## Directions for this task:
Print each of the entries exactly, leaving nothing out.

## Extracted information:

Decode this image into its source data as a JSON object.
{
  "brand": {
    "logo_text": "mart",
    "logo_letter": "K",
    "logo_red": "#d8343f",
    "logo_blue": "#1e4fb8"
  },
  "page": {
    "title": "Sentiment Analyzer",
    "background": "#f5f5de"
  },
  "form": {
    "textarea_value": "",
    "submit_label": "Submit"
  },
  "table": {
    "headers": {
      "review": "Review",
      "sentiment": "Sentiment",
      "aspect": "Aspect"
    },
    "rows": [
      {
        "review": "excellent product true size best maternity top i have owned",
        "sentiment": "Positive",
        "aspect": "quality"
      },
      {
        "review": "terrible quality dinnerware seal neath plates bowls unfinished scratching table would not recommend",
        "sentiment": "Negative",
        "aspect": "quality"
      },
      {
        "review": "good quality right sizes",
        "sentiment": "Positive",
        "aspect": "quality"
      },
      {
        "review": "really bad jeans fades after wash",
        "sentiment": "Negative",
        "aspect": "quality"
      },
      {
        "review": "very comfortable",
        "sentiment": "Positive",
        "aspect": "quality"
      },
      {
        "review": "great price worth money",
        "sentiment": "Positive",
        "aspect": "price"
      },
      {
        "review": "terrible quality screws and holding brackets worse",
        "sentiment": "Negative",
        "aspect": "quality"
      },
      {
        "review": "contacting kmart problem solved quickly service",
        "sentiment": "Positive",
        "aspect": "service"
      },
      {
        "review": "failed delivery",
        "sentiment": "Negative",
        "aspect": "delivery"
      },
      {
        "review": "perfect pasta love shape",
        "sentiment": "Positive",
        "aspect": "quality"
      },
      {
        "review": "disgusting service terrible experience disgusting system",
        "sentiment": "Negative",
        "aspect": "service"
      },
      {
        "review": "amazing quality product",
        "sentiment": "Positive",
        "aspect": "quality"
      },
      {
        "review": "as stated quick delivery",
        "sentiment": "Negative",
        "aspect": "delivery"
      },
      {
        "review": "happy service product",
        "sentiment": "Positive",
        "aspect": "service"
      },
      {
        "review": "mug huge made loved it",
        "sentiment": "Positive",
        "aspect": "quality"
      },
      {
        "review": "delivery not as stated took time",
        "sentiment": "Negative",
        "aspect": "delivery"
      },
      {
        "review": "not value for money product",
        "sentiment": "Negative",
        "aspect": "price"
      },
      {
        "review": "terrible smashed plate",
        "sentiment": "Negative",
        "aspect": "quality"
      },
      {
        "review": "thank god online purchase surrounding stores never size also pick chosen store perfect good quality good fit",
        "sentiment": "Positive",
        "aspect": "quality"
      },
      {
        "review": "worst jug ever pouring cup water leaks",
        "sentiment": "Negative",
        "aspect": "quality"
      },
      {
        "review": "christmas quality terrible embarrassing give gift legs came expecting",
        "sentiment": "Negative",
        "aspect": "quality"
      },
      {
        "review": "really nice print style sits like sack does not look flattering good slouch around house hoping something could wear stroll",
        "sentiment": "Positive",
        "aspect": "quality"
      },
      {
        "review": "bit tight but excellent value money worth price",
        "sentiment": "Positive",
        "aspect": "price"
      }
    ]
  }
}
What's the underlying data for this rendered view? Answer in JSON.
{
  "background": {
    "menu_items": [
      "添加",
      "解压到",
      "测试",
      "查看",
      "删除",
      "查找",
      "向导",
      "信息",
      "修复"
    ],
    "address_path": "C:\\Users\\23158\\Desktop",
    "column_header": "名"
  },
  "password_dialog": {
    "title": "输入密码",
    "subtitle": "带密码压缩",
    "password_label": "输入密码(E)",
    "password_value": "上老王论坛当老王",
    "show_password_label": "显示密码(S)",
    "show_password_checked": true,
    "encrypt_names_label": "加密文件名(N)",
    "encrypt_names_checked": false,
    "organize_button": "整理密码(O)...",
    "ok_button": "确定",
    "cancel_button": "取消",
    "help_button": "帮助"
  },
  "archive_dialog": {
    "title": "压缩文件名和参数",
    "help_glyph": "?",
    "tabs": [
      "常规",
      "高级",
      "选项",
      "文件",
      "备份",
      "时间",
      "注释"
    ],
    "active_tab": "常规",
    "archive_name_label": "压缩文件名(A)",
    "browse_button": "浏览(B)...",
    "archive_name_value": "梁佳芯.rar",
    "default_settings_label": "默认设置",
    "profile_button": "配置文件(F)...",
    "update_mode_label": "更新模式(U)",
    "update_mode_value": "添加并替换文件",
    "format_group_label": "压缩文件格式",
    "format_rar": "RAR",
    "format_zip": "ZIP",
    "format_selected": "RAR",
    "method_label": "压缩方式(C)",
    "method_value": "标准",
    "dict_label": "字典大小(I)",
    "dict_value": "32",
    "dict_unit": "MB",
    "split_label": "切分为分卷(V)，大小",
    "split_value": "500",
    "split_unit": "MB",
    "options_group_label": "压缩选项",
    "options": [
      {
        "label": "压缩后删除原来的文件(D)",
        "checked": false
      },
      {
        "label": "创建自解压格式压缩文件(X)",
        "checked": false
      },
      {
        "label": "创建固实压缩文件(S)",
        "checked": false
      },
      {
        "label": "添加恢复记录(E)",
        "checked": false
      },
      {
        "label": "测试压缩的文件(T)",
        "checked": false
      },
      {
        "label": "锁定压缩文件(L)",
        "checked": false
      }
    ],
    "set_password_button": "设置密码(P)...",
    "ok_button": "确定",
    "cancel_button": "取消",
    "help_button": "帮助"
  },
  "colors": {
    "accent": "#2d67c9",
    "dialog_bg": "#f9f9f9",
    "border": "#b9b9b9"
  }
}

## Exercise solution:
Decode this image into its source data as a JSON object.
{
  "brand": {
    "logo_text": "mart",
    "logo_letter": "K",
    "logo_red": "#d8343f",
    "logo_blue": "#1e4fb8"
  },
  "page": {
    "title": "Sentiment Analyzer",
    "background": "#f5f5de"
  },
  "form": {
    "textarea_value": "",
    "submit_label": "Submit"
  },
  "table": {
    "headers": {
      "review": "Review",
      "sentiment": "Sentiment",
      "aspect": "Aspect"
    },
    "rows": [
      {
        "review": "excellent product true size best maternity top i have owned",
        "sentiment": "Positive",
        "aspect": "quality"
      },
      {
        "review": "terrible quality dinnerware seal neath plates bowls unfinished scratching table would not recommend",
        "sentiment": "Negative",
        "aspect": "quality"
      },
      {
        "review": "good quality right sizes",
        "sentiment": "Positive",
        "aspect": "quality"
      },
      {
        "review": "really bad jeans fades after wash",
        "sentiment": "Negative",
        "aspect": "quality"
      },
      {
        "review": "very comfortable",
        "sentiment": "Positive",
        "aspect": "quality"
      },
      {
        "review": "great price worth money",
        "sentiment": "Positive",
        "aspect": "price"
      },
      {
        "review": "terrible quality screws and holding brackets worse",
        "sentiment": "Negative",
        "aspect": "quality"
      },
      {
        "review": "contacting kmart problem solved quickly service",
        "sentiment": "Positive",
        "aspect": "service"
      },
      {
        "review": "failed delivery",
        "sentiment": "Negative",
        "aspect": "delivery"
      },
      {
        "review": "perfect pasta love shape",
        "sentiment": "Positive",
        "aspect": "quality"
      },
      {
        "review": "disgusting service terrible experience disgusting system",
        "sentiment": "Negative",
        "aspect": "service"
      },
      {
        "review": "amazing quality product",
        "sentiment": "Positive",
        "aspect": "quality"
      },
      {
        "review": "as stated quick delivery",
        "sentiment": "Negative",
        "aspect": "delivery"
      },
      {
        "review": "happy service product",
        "sentiment": "Positive",
        "aspect": "service"
      },
      {
        "review": "mug huge made loved it",
        "sentiment": "Positive",
        "aspect": "quality"
      },
      {
        "review": "delivery not as stated took time",
        "sentiment": "Negative",
        "aspect": "delivery"
      },
      {
        "review": "not value for money product",
        "sentiment": "Negative",
        "aspect": "price"
      },
      {
        "review": "terrible smashed plate",
        "sentiment": "Negative",
        "aspect": "quality"
      },
      {
        "review": "thank god online purchase surrounding stores never size also pick chosen store perfect good quality good fit",
        "sentiment": "Positive",
        "aspect": "quality"
      },
      {
        "review": "worst jug ever pouring cup water leaks",
        "sentiment": "Negative",
        "aspect": "quality"
      },
      {
        "review": "christmas quality terrible embarrassing give gift legs came expecting",
        "sentiment": "Negative",
        "aspect": "quality"
      },
      {
        "review": "really nice print style sits like sack does not look flattering good slouch around house hoping something could wear stroll",
        "sentiment": "Positive",
        "aspect": "quality"
      },
      {
        "review": "bit tight but excellent value money worth price",
        "sentiment": "Positive",
        "aspect": "price"
      }
    ]
  }
}
What's the underlying data for this rendered view? Answer in JSON.
{
  "background": {
    "menu_items": [
      "添加",
      "解压到",
      "测试",
      "查看",
      "删除",
      "查找",
      "向导",
      "信息",
      "修复"
    ],
    "address_path": "C:\\Users\\23158\\Desktop",
    "column_header": "名"
  },
  "password_dialog": {
    "title": "输入密码",
    "subtitle": "带密码压缩",
    "password_label": "输入密码(E)",
    "password_value": "上老王论坛当老王",
    "show_password_label": "显示密码(S)",
    "show_password_checked": true,
    "encrypt_names_label": "加密文件名(N)",
    "encrypt_names_checked": false,
    "organize_button": "整理密码(O)...",
    "ok_button": "确定",
    "cancel_button": "取消",
    "help_button": "帮助"
  },
  "archive_dialog": {
    "title": "压缩文件名和参数",
    "help_glyph": "?",
    "tabs": [
      "常规",
      "高级",
      "选项",
      "文件",
      "备份",
      "时间",
      "注释"
    ],
    "active_tab": "常规",
    "archive_name_label": "压缩文件名(A)",
    "browse_button": "浏览(B)...",
    "archive_name_value": "梁佳芯.rar",
    "default_settings_label": "默认设置",
    "profile_button": "配置文件(F)...",
    "update_mode_label": "更新模式(U)",
    "update_mode_value": "添加并替换文件",
    "format_group_label": "压缩文件格式",
    "format_rar": "RAR",
    "format_zip": "ZIP",
    "format_selected": "RAR",
    "method_label": "压缩方式(C)",
    "method_value": "标准",
    "dict_label": "字典大小(I)",
    "dict_value": "32",
    "dict_unit": "MB",
    "split_label": "切分为分卷(V)，大小",
    "split_value": "500",
    "split_unit": "MB",
    "options_group_label": "压缩选项",
    "options": [
      {
        "label": "压缩后删除原来的文件(D)",
        "checked": false
      },
      {
        "label": "创建自解压格式压缩文件(X)",
        "checked": false
      },
      {
        "label": "创建固实压缩文件(S)",
        "checked": false
      },
      {
        "label": "添加恢复记录(E)",
        "checked": false
      },
      {
        "label": "测试压缩的文件(T)",
        "checked": false
      },
      {
        "label": "锁定压缩文件(L)",
        "checked": false
      }
    ],
    "set_password_button": "设置密码(P)...",
    "ok_button": "确定",
    "cancel_button": "取消",
    "help_button": "帮助"
  },
  "colors": {
    "accent": "#2d67c9",
    "dialog_bg": "#f9f9f9",
    "border": "#b9b9b9"
  }
}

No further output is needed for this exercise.